→ **Challenge**
Copy out the entries exactly, from the first line to the last.

--- BEGIN Provided information ---

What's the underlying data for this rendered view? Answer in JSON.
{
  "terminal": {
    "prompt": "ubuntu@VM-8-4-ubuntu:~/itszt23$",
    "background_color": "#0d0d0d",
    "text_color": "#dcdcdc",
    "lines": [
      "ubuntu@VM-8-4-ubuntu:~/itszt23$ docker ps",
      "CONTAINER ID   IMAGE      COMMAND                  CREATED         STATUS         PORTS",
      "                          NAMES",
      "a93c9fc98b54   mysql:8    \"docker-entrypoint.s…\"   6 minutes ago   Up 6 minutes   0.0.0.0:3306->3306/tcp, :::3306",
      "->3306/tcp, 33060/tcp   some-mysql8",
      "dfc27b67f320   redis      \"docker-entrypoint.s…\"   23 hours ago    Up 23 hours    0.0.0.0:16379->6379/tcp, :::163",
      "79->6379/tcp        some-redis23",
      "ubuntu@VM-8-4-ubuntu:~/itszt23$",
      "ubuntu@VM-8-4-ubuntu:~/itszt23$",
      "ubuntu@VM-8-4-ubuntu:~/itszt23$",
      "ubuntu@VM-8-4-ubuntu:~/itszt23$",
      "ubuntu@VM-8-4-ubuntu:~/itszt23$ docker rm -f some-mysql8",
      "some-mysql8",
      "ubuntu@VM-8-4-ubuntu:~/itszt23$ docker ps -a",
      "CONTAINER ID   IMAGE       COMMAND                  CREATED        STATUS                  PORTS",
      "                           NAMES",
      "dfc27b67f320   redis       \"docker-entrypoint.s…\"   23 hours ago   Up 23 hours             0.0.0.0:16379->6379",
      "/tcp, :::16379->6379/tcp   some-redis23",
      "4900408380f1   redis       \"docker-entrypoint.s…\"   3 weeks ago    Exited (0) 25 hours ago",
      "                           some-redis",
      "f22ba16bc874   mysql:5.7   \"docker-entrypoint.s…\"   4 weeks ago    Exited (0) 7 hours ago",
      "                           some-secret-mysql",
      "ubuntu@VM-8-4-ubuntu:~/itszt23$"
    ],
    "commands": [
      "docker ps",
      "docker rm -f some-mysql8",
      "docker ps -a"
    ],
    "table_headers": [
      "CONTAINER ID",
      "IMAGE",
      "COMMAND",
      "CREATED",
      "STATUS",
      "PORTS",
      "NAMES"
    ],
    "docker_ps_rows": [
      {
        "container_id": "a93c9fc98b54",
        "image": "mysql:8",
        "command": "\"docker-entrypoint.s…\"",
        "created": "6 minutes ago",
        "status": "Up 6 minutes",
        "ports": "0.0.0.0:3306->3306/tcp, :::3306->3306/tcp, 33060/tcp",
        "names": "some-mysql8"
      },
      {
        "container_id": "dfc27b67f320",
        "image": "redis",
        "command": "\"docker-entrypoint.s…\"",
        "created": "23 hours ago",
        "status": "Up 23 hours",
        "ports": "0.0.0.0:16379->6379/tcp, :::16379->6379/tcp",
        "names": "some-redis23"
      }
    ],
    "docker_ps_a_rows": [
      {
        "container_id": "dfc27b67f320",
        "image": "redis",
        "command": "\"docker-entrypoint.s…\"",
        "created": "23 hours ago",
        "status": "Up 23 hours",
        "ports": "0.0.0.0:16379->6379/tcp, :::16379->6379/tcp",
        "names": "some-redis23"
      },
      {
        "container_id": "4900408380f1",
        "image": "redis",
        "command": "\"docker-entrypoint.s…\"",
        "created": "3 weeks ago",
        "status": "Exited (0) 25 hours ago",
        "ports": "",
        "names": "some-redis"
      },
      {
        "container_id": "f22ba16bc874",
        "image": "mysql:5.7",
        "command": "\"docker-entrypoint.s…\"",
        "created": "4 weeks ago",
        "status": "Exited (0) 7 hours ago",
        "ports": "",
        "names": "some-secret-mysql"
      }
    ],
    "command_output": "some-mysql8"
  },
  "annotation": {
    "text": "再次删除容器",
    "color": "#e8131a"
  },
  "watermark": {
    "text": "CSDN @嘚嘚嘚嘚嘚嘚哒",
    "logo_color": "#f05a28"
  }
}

--- END Provided information ---

→ **Finished task**
What's the underlying data for this rendered view? Answer in JSON.
{
  "terminal": {
    "prompt": "ubuntu@VM-8-4-ubuntu:~/itszt23$",
    "background_color": "#0d0d0d",
    "text_color": "#dcdcdc",
    "lines": [
      "ubuntu@VM-8-4-ubuntu:~/itszt23$ docker ps",
      "CONTAINER ID   IMAGE      COMMAND                  CREATED         STATUS         PORTS",
      "                          NAMES",
      "a93c9fc98b54   mysql:8    \"docker-entrypoint.s…\"   6 minutes ago   Up 6 minutes   0.0.0.0:3306->3306/tcp, :::3306",
      "->3306/tcp, 33060/tcp   some-mysql8",
      "dfc27b67f320   redis      \"docker-entrypoint.s…\"   23 hours ago    Up 23 hours    0.0.0.0:16379->6379/tcp, :::163",
      "79->6379/tcp        some-redis23",
      "ubuntu@VM-8-4-ubuntu:~/itszt23$",
      "ubuntu@VM-8-4-ubuntu:~/itszt23$",
      "ubuntu@VM-8-4-ubuntu:~/itszt23$",
      "ubuntu@VM-8-4-ubuntu:~/itszt23$",
      "ubuntu@VM-8-4-ubuntu:~/itszt23$ docker rm -f some-mysql8",
      "some-mysql8",
      "ubuntu@VM-8-4-ubuntu:~/itszt23$ docker ps -a",
      "CONTAINER ID   IMAGE       COMMAND                  CREATED        STATUS                  PORTS",
      "                           NAMES",
      "dfc27b67f320   redis       \"docker-entrypoint.s…\"   23 hours ago   Up 23 hours             0.0.0.0:16379->6379",
      "/tcp, :::16379->6379/tcp   some-redis23",
      "4900408380f1   redis       \"docker-entrypoint.s…\"   3 weeks ago    Exited (0) 25 hours ago",
      "                           some-redis",
      "f22ba16bc874   mysql:5.7   \"docker-entrypoint.s…\"   4 weeks ago    Exited (0) 7 hours ago",
      "                           some-secret-mysql",
      "ubuntu@VM-8-4-ubuntu:~/itszt23$"
    ],
    "commands": [
      "docker ps",
      "docker rm -f some-mysql8",
      "docker ps -a"
    ],
    "table_headers": [
      "CONTAINER ID",
      "IMAGE",
      "COMMAND",
      "CREATED",
      "STATUS",
      "PORTS",
      "NAMES"
    ],
    "docker_ps_rows": [
      {
        "container_id": "a93c9fc98b54",
        "image": "mysql:8",
        "command": "\"docker-entrypoint.s…\"",
        "created": "6 minutes ago",
        "status": "Up 6 minutes",
        "ports": "0.0.0.0:3306->3306/tcp, :::3306->3306/tcp, 33060/tcp",
        "names": "some-mysql8"
      },
      {
        "container_id": "dfc27b67f320",
        "image": "redis",
        "command": "\"docker-entrypoint.s…\"",
        "created": "23 hours ago",
        "status": "Up 23 hours",
        "ports": "0.0.0.0:16379->6379/tcp, :::16379->6379/tcp",
        "names": "some-redis23"
      }
    ],
    "docker_ps_a_rows": [
      {
        "container_id": "dfc27b67f320",
        "image": "redis",
        "command": "\"docker-entrypoint.s…\"",
        "created": "23 hours ago",
        "status": "Up 23 hours",
        "ports": "0.0.0.0:16379->6379/tcp, :::16379->6379/tcp",
        "names": "some-redis23"
      },
      {
        "container_id": "4900408380f1",
        "image": "redis",
        "command": "\"docker-entrypoint.s…\"",
        "created": "3 weeks ago",
        "status": "Exited (0) 25 hours ago",
        "ports": "",
        "names": "some-redis"
      },
      {
        "container_id": "f22ba16bc874",
        "image": "mysql:5.7",
        "command": "\"docker-entrypoint.s…\"",
        "created": "4 weeks ago",
        "status": "Exited (0) 7 hours ago",
        "ports": "",
        "names": "some-secret-mysql"
      }
    ],
    "command_output": "some-mysql8"
  },
  "annotation": {
    "text": "再次删除容器",
    "color": "#e8131a"
  },
  "watermark": {
    "text": "CSDN @嘚嘚嘚嘚嘚嘚哒",
    "logo_color": "#f05a28"
  }
}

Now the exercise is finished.